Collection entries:
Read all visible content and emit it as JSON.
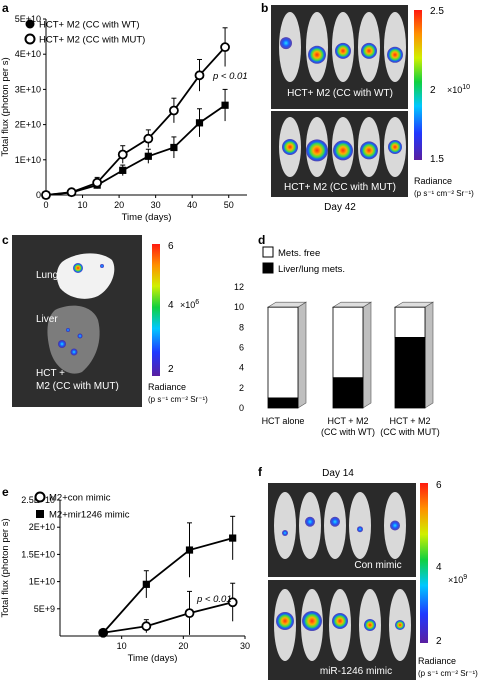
{
  "panels": {
    "a": "a",
    "b": "b",
    "c": "c",
    "d": "d",
    "e": "e",
    "f": "f"
  },
  "chart_data": [
    {
      "panel": "a",
      "type": "line",
      "xlabel": "Time (days)",
      "ylabel": "Total flux (photon per s)",
      "xlim": [
        0,
        55
      ],
      "ylim": [
        0,
        50000000000
      ],
      "xticks": [
        0,
        10,
        20,
        30,
        40,
        50
      ],
      "xtick_labels": [
        "0",
        "10",
        "20",
        "30",
        "40",
        "50"
      ],
      "yticks": [
        0,
        10000000000,
        20000000000,
        30000000000,
        40000000000,
        50000000000
      ],
      "ytick_labels": [
        "0",
        "1E+10",
        "2E+10",
        "3E+10",
        "4E+10",
        "5E+10"
      ],
      "annotation": "p < 0.01",
      "series": [
        {
          "name": "HCT+ M2 (CC with WT)",
          "marker": "filled-square",
          "x": [
            0,
            7,
            14,
            21,
            28,
            35,
            42,
            49
          ],
          "y": [
            0,
            700000000,
            2800000000,
            7000000000,
            11000000000,
            13500000000,
            20500000000,
            25500000000
          ],
          "err": [
            0,
            300000000,
            1000000000,
            1500000000,
            2000000000,
            3000000000,
            4000000000,
            4500000000
          ]
        },
        {
          "name": "HCT+ M2 (CC with MUT)",
          "marker": "open-circle",
          "x": [
            0,
            7,
            14,
            21,
            28,
            35,
            42,
            49
          ],
          "y": [
            0,
            800000000,
            3500000000,
            11500000000,
            16000000000,
            24000000000,
            34000000000,
            42000000000
          ],
          "err": [
            0,
            400000000,
            1500000000,
            2500000000,
            2500000000,
            3500000000,
            4500000000,
            5500000000
          ]
        }
      ]
    },
    {
      "panel": "d",
      "type": "bar",
      "categories": [
        [
          "HCT alone"
        ],
        [
          "HCT + M2",
          "(CC with WT)"
        ],
        [
          "HCT + M2",
          "(CC with MUT)"
        ]
      ],
      "ylim": [
        0,
        12
      ],
      "yticks": [
        0,
        2,
        4,
        6,
        8,
        10,
        12
      ],
      "ytick_labels": [
        "0",
        "2",
        "4",
        "6",
        "8",
        "10",
        "12"
      ],
      "series": [
        {
          "name": "Liver/lung mets.",
          "color": "#000000",
          "values": [
            1,
            3,
            7
          ]
        },
        {
          "name": "Mets. free",
          "color": "#ffffff",
          "values": [
            9,
            7,
            3
          ]
        }
      ]
    },
    {
      "panel": "e",
      "type": "line",
      "xlabel": "Time (days)",
      "ylabel": "Total flux (photon per s)",
      "xlim": [
        0,
        30
      ],
      "ylim": [
        0,
        25000000000
      ],
      "xticks": [
        10,
        20,
        30
      ],
      "xtick_labels": [
        "10",
        "20",
        "30"
      ],
      "yticks": [
        5000000000,
        10000000000,
        15000000000,
        20000000000,
        25000000000
      ],
      "ytick_labels": [
        "5E+9",
        "1E+10",
        "1.5E+10",
        "2E+10",
        "2.5E+10"
      ],
      "annotation": "p < 0.01",
      "series": [
        {
          "name": "M2+con mimic",
          "marker": "open-circle",
          "x": [
            7,
            14,
            21,
            28
          ],
          "y": [
            600000000,
            1800000000,
            4200000000,
            6200000000
          ],
          "err": [
            200000000,
            1200000000,
            4000000000,
            3500000000
          ]
        },
        {
          "name": "M2+mir1246 mimic",
          "marker": "filled-square",
          "x": [
            7,
            14,
            21,
            28
          ],
          "y": [
            600000000,
            9500000000,
            15800000000,
            18000000000
          ],
          "err": [
            200000000,
            2500000000,
            5000000000,
            4000000000
          ]
        }
      ]
    }
  ],
  "imaging": {
    "b": {
      "top_label": "HCT+ M2 (CC with WT)",
      "bottom_label": "HCT+ M2 (CC with MUT)",
      "day": "Day 42",
      "scale_max": "2.5",
      "scale_mid": "2",
      "scale_min": "1.5",
      "scale_unit": "×10",
      "scale_exp": "10",
      "radiance_title": "Radiance",
      "radiance_units": "(p s⁻¹ cm⁻² Sr⁻¹)"
    },
    "c": {
      "lung": "Lung",
      "liver": "Liver",
      "caption_1": "HCT +",
      "caption_2": "M2 (CC with MUT)",
      "scale_max": "6",
      "scale_mid": "4",
      "scale_min": "2",
      "scale_unit": "×10",
      "scale_exp": "6",
      "radiance_title": "Radiance",
      "radiance_units": "(p s⁻¹ cm⁻² Sr⁻¹)"
    },
    "f": {
      "day": "Day 14",
      "top_label": "Con mimic",
      "bottom_label": "miR-1246 mimic",
      "scale_max": "6",
      "scale_mid": "4",
      "scale_min": "2",
      "scale_unit": "×10",
      "scale_exp": "9",
      "radiance_title": "Radiance",
      "radiance_units": "(p s⁻¹ cm⁻² Sr⁻¹)"
    }
  },
  "colors": {
    "photo_bg": "#2a2a2a",
    "mouse": "#d9d9d9",
    "bar_side": "#bfbfbf"
  }
}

▸ **Work to complete**: Set the entries down again exactly. Do not include the images.

▸ **Reply to the task**:
Read all visible content and emit it as JSON.
{
  "panels": {
    "a": "a",
    "b": "b",
    "c": "c",
    "d": "d",
    "e": "e",
    "f": "f"
  },
  "chart_data": [
    {
      "panel": "a",
      "type": "line",
      "xlabel": "Time (days)",
      "ylabel": "Total flux (photon per s)",
      "xlim": [
        0,
        55
      ],
      "ylim": [
        0,
        50000000000
      ],
      "xticks": [
        0,
        10,
        20,
        30,
        40,
        50
      ],
      "xtick_labels": [
        "0",
        "10",
        "20",
        "30",
        "40",
        "50"
      ],
      "yticks": [
        0,
        10000000000,
        20000000000,
        30000000000,
        40000000000,
        50000000000
      ],
      "ytick_labels": [
        "0",
        "1E+10",
        "2E+10",
        "3E+10",
        "4E+10",
        "5E+10"
      ],
      "annotation": "p < 0.01",
      "series": [
        {
          "name": "HCT+ M2 (CC with WT)",
          "marker": "filled-square",
          "x": [
            0,
            7,
            14,
            21,
            28,
            35,
            42,
            49
          ],
          "y": [
            0,
            700000000,
            2800000000,
            7000000000,
            11000000000,
            13500000000,
            20500000000,
            25500000000
          ],
          "err": [
            0,
            300000000,
            1000000000,
            1500000000,
            2000000000,
            3000000000,
            4000000000,
            4500000000
          ]
        },
        {
          "name": "HCT+ M2 (CC with MUT)",
          "marker": "open-circle",
          "x": [
            0,
            7,
            14,
            21,
            28,
            35,
            42,
            49
          ],
          "y": [
            0,
            800000000,
            3500000000,
            11500000000,
            16000000000,
            24000000000,
            34000000000,
            42000000000
          ],
          "err": [
            0,
            400000000,
            1500000000,
            2500000000,
            2500000000,
            3500000000,
            4500000000,
            5500000000
          ]
        }
      ]
    },
    {
      "panel": "d",
      "type": "bar",
      "categories": [
        [
          "HCT alone"
        ],
        [
          "HCT + M2",
          "(CC with WT)"
        ],
        [
          "HCT + M2",
          "(CC with MUT)"
        ]
      ],
      "ylim": [
        0,
        12
      ],
      "yticks": [
        0,
        2,
        4,
        6,
        8,
        10,
        12
      ],
      "ytick_labels": [
        "0",
        "2",
        "4",
        "6",
        "8",
        "10",
        "12"
      ],
      "series": [
        {
          "name": "Liver/lung mets.",
          "color": "#000000",
          "values": [
            1,
            3,
            7
          ]
        },
        {
          "name": "Mets. free",
          "color": "#ffffff",
          "values": [
            9,
            7,
            3
          ]
        }
      ]
    },
    {
      "panel": "e",
      "type": "line",
      "xlabel": "Time (days)",
      "ylabel": "Total flux (photon per s)",
      "xlim": [
        0,
        30
      ],
      "ylim": [
        0,
        25000000000
      ],
      "xticks": [
        10,
        20,
        30
      ],
      "xtick_labels": [
        "10",
        "20",
        "30"
      ],
      "yticks": [
        5000000000,
        10000000000,
        15000000000,
        20000000000,
        25000000000
      ],
      "ytick_labels": [
        "5E+9",
        "1E+10",
        "1.5E+10",
        "2E+10",
        "2.5E+10"
      ],
      "annotation": "p < 0.01",
      "series": [
        {
          "name": "M2+con mimic",
          "marker": "open-circle",
          "x": [
            7,
            14,
            21,
            28
          ],
          "y": [
            600000000,
            1800000000,
            4200000000,
            6200000000
          ],
          "err": [
            200000000,
            1200000000,
            4000000000,
            3500000000
          ]
        },
        {
          "name": "M2+mir1246 mimic",
          "marker": "filled-square",
          "x": [
            7,
            14,
            21,
            28
          ],
          "y": [
            600000000,
            9500000000,
            15800000000,
            18000000000
          ],
          "err": [
            200000000,
            2500000000,
            5000000000,
            4000000000
          ]
        }
      ]
    }
  ],
  "imaging": {
    "b": {
      "top_label": "HCT+ M2 (CC with WT)",
      "bottom_label": "HCT+ M2 (CC with MUT)",
      "day": "Day 42",
      "scale_max": "2.5",
      "scale_mid": "2",
      "scale_min": "1.5",
      "scale_unit": "×10",
      "scale_exp": "10",
      "radiance_title": "Radiance",
      "radiance_units": "(p s⁻¹ cm⁻² Sr⁻¹)"
    },
    "c": {
      "lung": "Lung",
      "liver": "Liver",
      "caption_1": "HCT +",
      "caption_2": "M2 (CC with MUT)",
      "scale_max": "6",
      "scale_mid": "4",
      "scale_min": "2",
      "scale_unit": "×10",
      "scale_exp": "6",
      "radiance_title": "Radiance",
      "radiance_units": "(p s⁻¹ cm⁻² Sr⁻¹)"
    },
    "f": {
      "day": "Day 14",
      "top_label": "Con mimic",
      "bottom_label": "miR-1246 mimic",
      "scale_max": "6",
      "scale_mid": "4",
      "scale_min": "2",
      "scale_unit": "×10",
      "scale_exp": "9",
      "radiance_title": "Radiance",
      "radiance_units": "(p s⁻¹ cm⁻² Sr⁻¹)"
    }
  },
  "colors": {
    "photo_bg": "#2a2a2a",
    "mouse": "#d9d9d9",
    "bar_side": "#bfbfbf"
  }
}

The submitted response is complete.